### SUPPLIED PASSAGE
☆ ☆ ☆

10.3 Scraping pages that require log-in

Here is an example of scraping CBS sports fantasy baseball stats. To use this you would have to create a CBS sports log-in, and possibly a fantasy baseball league. But you should be able to easily modify it for another page that you have a log-in for. The main steps are before the for loop: userid, password, uastring, login.url, and then using session, html_form, html_form_set, session_submit.

Code

library(rvest)
library(httr)
library(tidyverse)

## You will need to change the `userid` and `password` in line 22-23.  

## I recommend creating a Custom Report on the CBS player stats page 
## that has the same columns as those listed in lines 91-101 below. 
## You'll have to do it four times, (batting, pitching, one for each league)
## which is annoying, but worth it to scrape Salary and Contract.
## Call the custom report ForSpreadsheet.

## Otherwise, you'll have to change line 24 to report.name = 'standard'
## and edit lines 91-101 to have the columns in the standard report. 

## settings
years     = c(2013:2022, 'proj') ## 10 seasons, and projections
leagues   = c('al', 'nl')
positions = c('h' , 'p') 

userid      = 'myusername'
password    = 'mypassword'
report.name = 'ForSpreadsheet'

## log in to CBS sports
uastring <- 'Mozilla/5.0 (Windows NT 10.0; Win64; x64) AppleWebKit/537.36 (KHTML, like Gecko) Chrome/99.0.4844.74 Safari/537.36'

login.url = 'https://www.cbssports.com/login'

s<-session(login.url, 
           user_agent(uastring))
s

f<-html_form(s)[[1]]
f

ff<-html_form_set(f, 
                  userid   = userid, 
                  password = password)
ff

session_submit(s, 
               form   = ff, 
               submit = '_submit')


## now that your logged in, loop over year, league, and batter/pitcher

for(year in years){
  cat(year, '')
  
  for(lg in leagues){
    cat(lg, '')
    
    for(pos in positions){
      cat(pos, '')
      
      if(lg   == 'al'  ){site.name = 'thegbsl'}
      if(lg   == 'nl'  ){site.name = 'ohdean'}
      if(pos  == 'h'   ){pos.url   = 'C:1B:2B:3B:SS:MI:CI:OF:DH'}
      if(pos  == 'p'   ){pos.url   = 'P'}
      if(year == 'proj'){year.url  = 'as-restofseason'}
      if(year != 'proj'){year.url  = year}
      
      url = paste0('https://', 
                   site.name, '.baseball.cbssports.com/stats/stats-main/all:', 
                   pos.url, '/', 
                   year.url, ':p/', 
                   report.name, '?print_rows=9999')
      url ## check

      ## go to desired page
      page = session_jump_to(s, url)

☆ ☆ ☆

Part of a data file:
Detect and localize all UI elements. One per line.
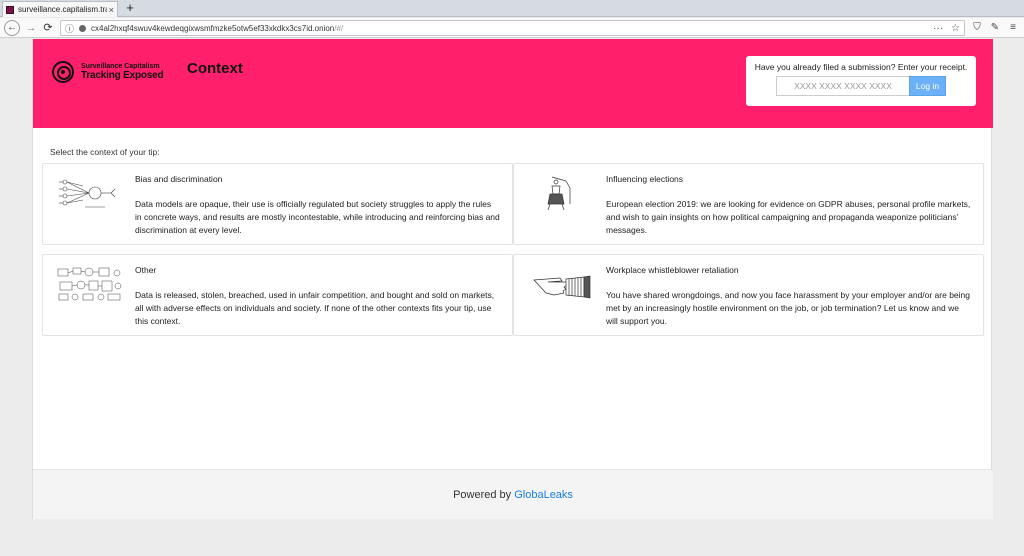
- logo-spiral-icon: [52, 61, 74, 83]
- bookmark-star-icon[interactable]: ☆: [951, 23, 960, 34]
- reload-button[interactable]: ⟳: [40, 20, 56, 36]
- context-description: Data is released, stolen, breached, used…: [135, 290, 495, 326]
- context-title: Other: [135, 265, 157, 275]
- receipt-prompt: Have you already filed a submission? Ent…: [754, 62, 968, 72]
- pointing-hand-icon: [533, 275, 591, 299]
- tab-title: surveillance.capitalism.trac: [18, 5, 107, 14]
- site-footer: Powered by GlobaLeaks: [33, 469, 993, 519]
- url-actions: ··· ☆: [933, 23, 960, 34]
- context-title: Workplace whistleblower retaliation: [606, 265, 739, 275]
- url-text[interactable]: cx4al2hxqf4swuv4kewdeqgixwsmfmzke5otw5ef…: [91, 24, 933, 33]
- favicon-icon: [6, 5, 14, 14]
- globaleaks-link[interactable]: GlobaLeaks: [514, 489, 573, 501]
- logo-text: Surveillance Capitalism Tracking Exposed: [81, 62, 164, 82]
- url-path: /#/: [334, 23, 344, 33]
- context-select-label: Select the context of your tip:: [50, 147, 160, 157]
- menu-icon[interactable]: ≡: [1006, 21, 1020, 35]
- receipt-login-box: Have you already filed a submission? Ent…: [746, 56, 976, 106]
- logo-line-1: Surveillance Capitalism: [81, 62, 160, 70]
- neural-network-icon: [59, 179, 116, 208]
- footer-text: Powered by: [453, 489, 512, 501]
- page-container: Surveillance Capitalism Tracking Exposed…: [32, 39, 993, 519]
- context-card-other[interactable]: Other Data is released, stolen, breached…: [42, 254, 513, 336]
- podium-speaker-icon: [547, 176, 571, 211]
- new-tab-button[interactable]: +: [123, 1, 137, 15]
- receipt-input[interactable]: [776, 76, 909, 96]
- info-icon[interactable]: ⓘ: [65, 22, 74, 35]
- context-title: Bias and discrimination: [135, 174, 223, 184]
- receipt-form: Log in: [754, 76, 968, 96]
- context-card-bias[interactable]: Bias and discrimination Data models are …: [42, 163, 513, 245]
- logo-line-2: Tracking Exposed: [81, 70, 164, 82]
- shield-icon[interactable]: ⛉: [970, 21, 984, 35]
- page-actions-icon[interactable]: ···: [933, 23, 943, 34]
- context-description: You have shared wrongdoings, and now you…: [606, 290, 970, 326]
- context-description: European election 2019: we are looking f…: [606, 199, 971, 235]
- url-host: cx4al2hxqf4swuv4kewdeqgixwsmfmzke5otw5ef…: [91, 23, 335, 33]
- onion-icon: [79, 24, 87, 32]
- site-logo[interactable]: Surveillance Capitalism Tracking Exposed: [52, 61, 164, 83]
- browser-titlebar: surveillance.capitalism.trac × +: [0, 0, 1024, 17]
- context-card-elections[interactable]: Influencing elections European election …: [513, 163, 984, 245]
- context-title: Influencing elections: [606, 174, 684, 184]
- login-button[interactable]: Log in: [909, 76, 946, 96]
- context-card-workplace[interactable]: Workplace whistleblower retaliation You …: [513, 254, 984, 336]
- browser-tab[interactable]: surveillance.capitalism.trac ×: [2, 1, 118, 17]
- context-description: Data models are opaque, their use is off…: [135, 199, 500, 235]
- forward-button[interactable]: →: [23, 20, 39, 36]
- browser-navbar: ← → ⟳ ⓘ cx4al2hxqf4swuv4kewdeqgixwsmfmzk…: [0, 18, 1024, 38]
- address-bar[interactable]: ⓘ cx4al2hxqf4swuv4kewdeqgixwsmfmzke5otw5…: [60, 20, 965, 36]
- site-header: Surveillance Capitalism Tracking Exposed…: [33, 39, 993, 128]
- extension-icon[interactable]: ✎: [988, 21, 1002, 35]
- close-tab-icon[interactable]: ×: [109, 5, 114, 15]
- mechanism-sketch-icon: [57, 267, 122, 301]
- page-viewport: Surveillance Capitalism Tracking Exposed…: [0, 39, 1024, 556]
- back-button[interactable]: ←: [4, 20, 20, 36]
- page-title: Context: [187, 60, 243, 77]
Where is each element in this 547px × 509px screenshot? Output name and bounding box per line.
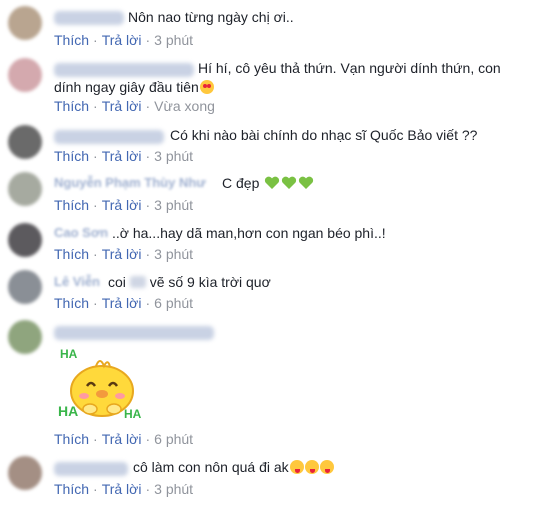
like-link[interactable]: Thích [54,431,89,447]
comment-text: Có khi nào bài chính do nhạc sĩ Quốc Bảo… [170,127,478,143]
comment-actions: Thích · Trả lời · 3 phút [54,197,194,213]
sticker-text: HA [60,347,78,361]
commenter-name[interactable] [54,11,124,25]
comment-text-line1: Hí hí, cô yêu thả thứn. Vạn người dính t… [198,60,501,76]
avatar[interactable] [8,58,42,92]
reply-link[interactable]: Trả lời [102,197,142,213]
reply-link[interactable]: Trả lời [102,98,142,114]
comment-actions: Thích · Trả lời · 3 phút [54,148,194,164]
commenter-name[interactable]: Cao Sơn [54,222,108,244]
comment-text: C đẹp [222,172,314,194]
reply-link[interactable]: Trả lời [102,246,142,262]
heart-eyes-emoji [199,80,214,94]
commenter-name[interactable] [54,326,214,340]
like-link[interactable]: Thích [54,32,89,48]
commenter-name[interactable] [54,462,128,476]
reply-link[interactable]: Trả lời [102,295,142,311]
like-link[interactable]: Thích [54,98,89,114]
comment-actions: Thích · Trả lời · Vừa xong [54,98,215,114]
timestamp[interactable]: Vừa xong [154,98,215,114]
tongue-wink-emoji [319,460,334,474]
tongue-wink-emoji [289,460,304,474]
comment-text: cô làm con nôn quá đi ak [133,456,334,478]
reply-link[interactable]: Trả lời [102,481,142,497]
like-link[interactable]: Thích [54,197,89,213]
like-link[interactable]: Thích [54,295,89,311]
avatar[interactable] [8,6,42,40]
sticker-text: HA [124,407,142,421]
comment-text: coi vẽ số 9 kìa trời quơ [108,274,271,290]
reply-link[interactable]: Trả lời [102,431,142,447]
haha-chick-sticker[interactable]: HA HA HA [54,344,150,424]
avatar[interactable] [8,456,42,490]
tagged-name[interactable] [129,276,146,288]
comment-actions: Thích · Trả lời · 3 phút [54,246,194,262]
commenter-name[interactable] [54,63,194,77]
avatar[interactable] [8,223,42,257]
comment-actions: Thích · Trả lời · 3 phút [54,481,194,497]
timestamp[interactable]: 3 phút [154,197,193,213]
green-heart-emoji [282,176,297,189]
commenter-name[interactable]: Nguyễn Phạm Thùy Như [54,172,206,194]
comment-text: Nôn nao từng ngày chị ơi.. [128,9,294,25]
comment-actions: Thích · Trả lời · 6 phút [54,431,194,447]
like-link[interactable]: Thích [54,481,89,497]
comment-text-line2: dính ngay giây đầu tiên [54,76,214,98]
comment-actions: Thích · Trả lời · 6 phút [54,295,194,311]
reply-link[interactable]: Trả lời [102,148,142,164]
sticker-text: HA [58,403,78,419]
timestamp[interactable]: 3 phút [154,32,193,48]
like-link[interactable]: Thích [54,148,89,164]
timestamp[interactable]: 3 phút [154,246,193,262]
avatar[interactable] [8,125,42,159]
commenter-name[interactable]: Lê Viễn [54,271,100,293]
avatar[interactable] [8,172,42,206]
commenter-name[interactable] [54,130,164,144]
like-link[interactable]: Thích [54,246,89,262]
avatar[interactable] [8,320,42,354]
comment-actions: Thích · Trả lời · 3 phút [54,32,194,48]
green-heart-emoji [299,176,314,189]
timestamp[interactable]: 6 phút [154,431,193,447]
tongue-wink-emoji [304,460,319,474]
timestamp[interactable]: 6 phút [154,295,193,311]
reply-link[interactable]: Trả lời [102,32,142,48]
green-heart-emoji [265,176,280,189]
avatar[interactable] [8,270,42,304]
comment-text: ..ờ ha...hay dã man,hơn con ngan béo phì… [112,225,386,241]
timestamp[interactable]: 3 phút [154,148,193,164]
timestamp[interactable]: 3 phút [154,481,193,497]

☆ ☆ ☆

### PARTS OF THE EXERCISE
[a] According to the comments in the log-in scraping page, why must the ForSpreadsheet custom report be created four times, and why is that effort considered worthwhile?
[b] Extract from the log-in scraping page the portion between "10.3 Scraping pages" and "in line 22-23.", inclusive.

### IN RESPONSE
[a] The report has to be made once each for batting and pitching in each of the two leagues, which gives four versions. The effort is worthwhile because the custom report makes it possible to scrape Salary and Contract.

[b]
10.3 Scraping pages that require log-in

Here is an example of scraping CBS sports fantasy baseball stats. To use this you would have to create a CBS sports log-in, and possibly a fantasy baseball league. But you should be able to easily modify it for another page that you have a log-in for. The main steps are before the for loop: userid, password, uastring, login.url, and then using session, html_form, html_form_set, session_submit.

Code

library(rvest)
library(httr)
library(tidyverse)

## You will need to change the `userid` and `password` in line 22-23.